§ **Short task**: Repeat exactly each line of the data provided below.

§ **Available data**:
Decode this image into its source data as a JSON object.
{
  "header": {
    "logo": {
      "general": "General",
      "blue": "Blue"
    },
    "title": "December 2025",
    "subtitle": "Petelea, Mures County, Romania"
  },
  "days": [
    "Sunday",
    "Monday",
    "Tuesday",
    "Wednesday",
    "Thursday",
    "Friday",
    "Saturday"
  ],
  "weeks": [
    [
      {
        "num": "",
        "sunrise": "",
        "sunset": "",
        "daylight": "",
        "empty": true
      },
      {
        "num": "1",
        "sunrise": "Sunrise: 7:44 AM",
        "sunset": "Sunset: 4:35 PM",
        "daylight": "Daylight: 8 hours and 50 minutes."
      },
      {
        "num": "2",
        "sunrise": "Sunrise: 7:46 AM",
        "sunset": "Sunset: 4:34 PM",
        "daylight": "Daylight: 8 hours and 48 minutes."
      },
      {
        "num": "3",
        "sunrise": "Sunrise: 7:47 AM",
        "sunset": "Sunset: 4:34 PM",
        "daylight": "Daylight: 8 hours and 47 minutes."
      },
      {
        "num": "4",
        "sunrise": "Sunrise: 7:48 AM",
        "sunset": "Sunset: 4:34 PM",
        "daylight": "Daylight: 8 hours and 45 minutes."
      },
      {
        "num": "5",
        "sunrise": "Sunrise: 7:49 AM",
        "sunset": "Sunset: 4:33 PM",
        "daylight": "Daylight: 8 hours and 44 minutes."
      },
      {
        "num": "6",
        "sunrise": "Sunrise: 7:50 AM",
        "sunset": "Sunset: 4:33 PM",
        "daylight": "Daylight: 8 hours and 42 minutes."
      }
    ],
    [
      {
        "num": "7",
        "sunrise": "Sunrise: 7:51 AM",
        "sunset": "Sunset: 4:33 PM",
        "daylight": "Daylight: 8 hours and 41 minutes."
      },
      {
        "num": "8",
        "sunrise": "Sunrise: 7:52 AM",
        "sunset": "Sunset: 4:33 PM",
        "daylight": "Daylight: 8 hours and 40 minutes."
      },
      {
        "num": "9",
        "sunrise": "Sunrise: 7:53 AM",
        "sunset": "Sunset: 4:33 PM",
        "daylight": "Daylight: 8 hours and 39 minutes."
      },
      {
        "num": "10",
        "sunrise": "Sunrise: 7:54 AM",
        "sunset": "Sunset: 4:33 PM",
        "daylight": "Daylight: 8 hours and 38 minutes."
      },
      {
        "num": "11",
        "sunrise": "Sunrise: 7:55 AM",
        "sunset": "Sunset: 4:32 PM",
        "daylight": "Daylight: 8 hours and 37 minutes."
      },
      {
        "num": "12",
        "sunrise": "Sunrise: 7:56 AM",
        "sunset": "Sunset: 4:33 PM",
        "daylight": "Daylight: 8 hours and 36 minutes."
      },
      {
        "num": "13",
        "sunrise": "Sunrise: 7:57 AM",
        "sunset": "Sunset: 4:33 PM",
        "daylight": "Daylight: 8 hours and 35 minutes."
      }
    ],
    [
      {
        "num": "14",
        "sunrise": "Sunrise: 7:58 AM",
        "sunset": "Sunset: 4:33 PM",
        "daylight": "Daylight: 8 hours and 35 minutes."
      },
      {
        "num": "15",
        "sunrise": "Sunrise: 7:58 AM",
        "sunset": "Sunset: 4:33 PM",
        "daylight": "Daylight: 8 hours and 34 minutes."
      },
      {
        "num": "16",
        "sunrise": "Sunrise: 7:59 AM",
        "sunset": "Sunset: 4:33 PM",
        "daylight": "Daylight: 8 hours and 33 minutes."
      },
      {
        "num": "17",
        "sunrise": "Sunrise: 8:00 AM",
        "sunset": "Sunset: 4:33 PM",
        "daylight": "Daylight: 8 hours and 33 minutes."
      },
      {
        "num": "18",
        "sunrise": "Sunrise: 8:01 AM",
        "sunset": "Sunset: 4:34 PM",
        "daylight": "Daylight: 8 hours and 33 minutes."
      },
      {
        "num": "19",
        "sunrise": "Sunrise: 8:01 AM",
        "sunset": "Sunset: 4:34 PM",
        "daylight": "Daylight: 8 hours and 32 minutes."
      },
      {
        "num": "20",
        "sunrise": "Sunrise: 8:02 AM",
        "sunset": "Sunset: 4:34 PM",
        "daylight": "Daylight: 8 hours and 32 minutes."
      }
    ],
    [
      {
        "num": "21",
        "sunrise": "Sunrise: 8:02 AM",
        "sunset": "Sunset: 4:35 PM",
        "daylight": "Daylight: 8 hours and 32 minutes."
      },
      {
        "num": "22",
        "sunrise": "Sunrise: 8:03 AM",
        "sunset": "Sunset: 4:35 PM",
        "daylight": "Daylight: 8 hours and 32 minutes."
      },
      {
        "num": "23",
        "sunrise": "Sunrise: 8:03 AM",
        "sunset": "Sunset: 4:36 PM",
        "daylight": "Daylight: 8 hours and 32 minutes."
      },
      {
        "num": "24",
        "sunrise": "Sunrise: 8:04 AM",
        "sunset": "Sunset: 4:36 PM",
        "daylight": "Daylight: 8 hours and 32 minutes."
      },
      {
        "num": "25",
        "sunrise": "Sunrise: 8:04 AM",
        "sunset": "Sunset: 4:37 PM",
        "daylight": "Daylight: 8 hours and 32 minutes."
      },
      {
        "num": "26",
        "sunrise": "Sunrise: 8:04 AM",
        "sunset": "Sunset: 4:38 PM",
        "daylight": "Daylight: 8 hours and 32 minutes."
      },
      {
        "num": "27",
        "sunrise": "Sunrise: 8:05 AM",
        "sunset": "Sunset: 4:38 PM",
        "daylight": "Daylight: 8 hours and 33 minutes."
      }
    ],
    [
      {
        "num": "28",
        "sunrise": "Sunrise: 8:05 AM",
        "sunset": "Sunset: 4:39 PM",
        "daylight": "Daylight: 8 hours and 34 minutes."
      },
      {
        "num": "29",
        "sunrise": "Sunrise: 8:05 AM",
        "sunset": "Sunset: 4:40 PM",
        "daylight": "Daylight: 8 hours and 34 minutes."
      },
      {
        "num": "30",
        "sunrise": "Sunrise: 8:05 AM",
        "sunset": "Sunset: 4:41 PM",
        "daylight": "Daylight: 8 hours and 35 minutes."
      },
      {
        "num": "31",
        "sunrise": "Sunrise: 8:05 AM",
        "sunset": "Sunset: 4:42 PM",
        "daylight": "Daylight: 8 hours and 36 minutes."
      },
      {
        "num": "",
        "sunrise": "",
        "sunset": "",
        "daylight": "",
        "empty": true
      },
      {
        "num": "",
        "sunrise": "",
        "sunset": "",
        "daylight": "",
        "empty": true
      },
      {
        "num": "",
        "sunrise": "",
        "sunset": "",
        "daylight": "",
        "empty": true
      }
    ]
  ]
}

§ **Complete output**:
Decode this image into its source data as a JSON object.
{
  "header": {
    "logo": {
      "general": "General",
      "blue": "Blue"
    },
    "title": "December 2025",
    "subtitle": "Petelea, Mures County, Romania"
  },
  "days": [
    "Sunday",
    "Monday",
    "Tuesday",
    "Wednesday",
    "Thursday",
    "Friday",
    "Saturday"
  ],
  "weeks": [
    [
      {
        "num": "",
        "sunrise": "",
        "sunset": "",
        "daylight": "",
        "empty": true
      },
      {
        "num": "1",
        "sunrise": "Sunrise: 7:44 AM",
        "sunset": "Sunset: 4:35 PM",
        "daylight": "Daylight: 8 hours and 50 minutes."
      },
      {
        "num": "2",
        "sunrise": "Sunrise: 7:46 AM",
        "sunset": "Sunset: 4:34 PM",
        "daylight": "Daylight: 8 hours and 48 minutes."
      },
      {
        "num": "3",
        "sunrise": "Sunrise: 7:47 AM",
        "sunset": "Sunset: 4:34 PM",
        "daylight": "Daylight: 8 hours and 47 minutes."
      },
      {
        "num": "4",
        "sunrise": "Sunrise: 7:48 AM",
        "sunset": "Sunset: 4:34 PM",
        "daylight": "Daylight: 8 hours and 45 minutes."
      },
      {
        "num": "5",
        "sunrise": "Sunrise: 7:49 AM",
        "sunset": "Sunset: 4:33 PM",
        "daylight": "Daylight: 8 hours and 44 minutes."
      },
      {
        "num": "6",
        "sunrise": "Sunrise: 7:50 AM",
        "sunset": "Sunset: 4:33 PM",
        "daylight": "Daylight: 8 hours and 42 minutes."
      }
    ],
    [
      {
        "num": "7",
        "sunrise": "Sunrise: 7:51 AM",
        "sunset": "Sunset: 4:33 PM",
        "daylight": "Daylight: 8 hours and 41 minutes."
      },
      {
        "num": "8",
        "sunrise": "Sunrise: 7:52 AM",
        "sunset": "Sunset: 4:33 PM",
        "daylight": "Daylight: 8 hours and 40 minutes."
      },
      {
        "num": "9",
        "sunrise": "Sunrise: 7:53 AM",
        "sunset": "Sunset: 4:33 PM",
        "daylight": "Daylight: 8 hours and 39 minutes."
      },
      {
        "num": "10",
        "sunrise": "Sunrise: 7:54 AM",
        "sunset": "Sunset: 4:33 PM",
        "daylight": "Daylight: 8 hours and 38 minutes."
      },
      {
        "num": "11",
        "sunrise": "Sunrise: 7:55 AM",
        "sunset": "Sunset: 4:32 PM",
        "daylight": "Daylight: 8 hours and 37 minutes."
      },
      {
        "num": "12",
        "sunrise": "Sunrise: 7:56 AM",
        "sunset": "Sunset: 4:33 PM",
        "daylight": "Daylight: 8 hours and 36 minutes."
      },
      {
        "num": "13",
        "sunrise": "Sunrise: 7:57 AM",
        "sunset": "Sunset: 4:33 PM",
        "daylight": "Daylight: 8 hours and 35 minutes."
      }
    ],
    [
      {
        "num": "14",
        "sunrise": "Sunrise: 7:58 AM",
        "sunset": "Sunset: 4:33 PM",
        "daylight": "Daylight: 8 hours and 35 minutes."
      },
      {
        "num": "15",
        "sunrise": "Sunrise: 7:58 AM",
        "sunset": "Sunset: 4:33 PM",
        "daylight": "Daylight: 8 hours and 34 minutes."
      },
      {
        "num": "16",
        "sunrise": "Sunrise: 7:59 AM",
        "sunset": "Sunset: 4:33 PM",
        "daylight": "Daylight: 8 hours and 33 minutes."
      },
      {
        "num": "17",
        "sunrise": "Sunrise: 8:00 AM",
        "sunset": "Sunset: 4:33 PM",
        "daylight": "Daylight: 8 hours and 33 minutes."
      },
      {
        "num": "18",
        "sunrise": "Sunrise: 8:01 AM",
        "sunset": "Sunset: 4:34 PM",
        "daylight": "Daylight: 8 hours and 33 minutes."
      },
      {
        "num": "19",
        "sunrise": "Sunrise: 8:01 AM",
        "sunset": "Sunset: 4:34 PM",
        "daylight": "Daylight: 8 hours and 32 minutes."
      },
      {
        "num": "20",
        "sunrise": "Sunrise: 8:02 AM",
        "sunset": "Sunset: 4:34 PM",
        "daylight": "Daylight: 8 hours and 32 minutes."
      }
    ],
    [
      {
        "num": "21",
        "sunrise": "Sunrise: 8:02 AM",
        "sunset": "Sunset: 4:35 PM",
        "daylight": "Daylight: 8 hours and 32 minutes."
      },
      {
        "num": "22",
        "sunrise": "Sunrise: 8:03 AM",
        "sunset": "Sunset: 4:35 PM",
        "daylight": "Daylight: 8 hours and 32 minutes."
      },
      {
        "num": "23",
        "sunrise": "Sunrise: 8:03 AM",
        "sunset": "Sunset: 4:36 PM",
        "daylight": "Daylight: 8 hours and 32 minutes."
      },
      {
        "num": "24",
        "sunrise": "Sunrise: 8:04 AM",
        "sunset": "Sunset: 4:36 PM",
        "daylight": "Daylight: 8 hours and 32 minutes."
      },
      {
        "num": "25",
        "sunrise": "Sunrise: 8:04 AM",
        "sunset": "Sunset: 4:37 PM",
        "daylight": "Daylight: 8 hours and 32 minutes."
      },
      {
        "num": "26",
        "sunrise": "Sunrise: 8:04 AM",
        "sunset": "Sunset: 4:38 PM",
        "daylight": "Daylight: 8 hours and 32 minutes."
      },
      {
        "num": "27",
        "sunrise": "Sunrise: 8:05 AM",
        "sunset": "Sunset: 4:38 PM",
        "daylight": "Daylight: 8 hours and 33 minutes."
      }
    ],
    [
      {
        "num": "28",
        "sunrise": "Sunrise: 8:05 AM",
        "sunset": "Sunset: 4:39 PM",
        "daylight": "Daylight: 8 hours and 34 minutes."
      },
      {
        "num": "29",
        "sunrise": "Sunrise: 8:05 AM",
        "sunset": "Sunset: 4:40 PM",
        "daylight": "Daylight: 8 hours and 34 minutes."
      },
      {
        "num": "30",
        "sunrise": "Sunrise: 8:05 AM",
        "sunset": "Sunset: 4:41 PM",
        "daylight": "Daylight: 8 hours and 35 minutes."
      },
      {
        "num": "31",
        "sunrise": "Sunrise: 8:05 AM",
        "sunset": "Sunset: 4:42 PM",
        "daylight": "Daylight: 8 hours and 36 minutes."
      },
      {
        "num": "",
        "sunrise": "",
        "sunset": "",
        "daylight": "",
        "empty": true
      },
      {
        "num": "",
        "sunrise": "",
        "sunset": "",
        "daylight": "",
        "empty": true
      },
      {
        "num": "",
        "sunrise": "",
        "sunset": "",
        "daylight": "",
        "empty": true
      }
    ]
  ]
}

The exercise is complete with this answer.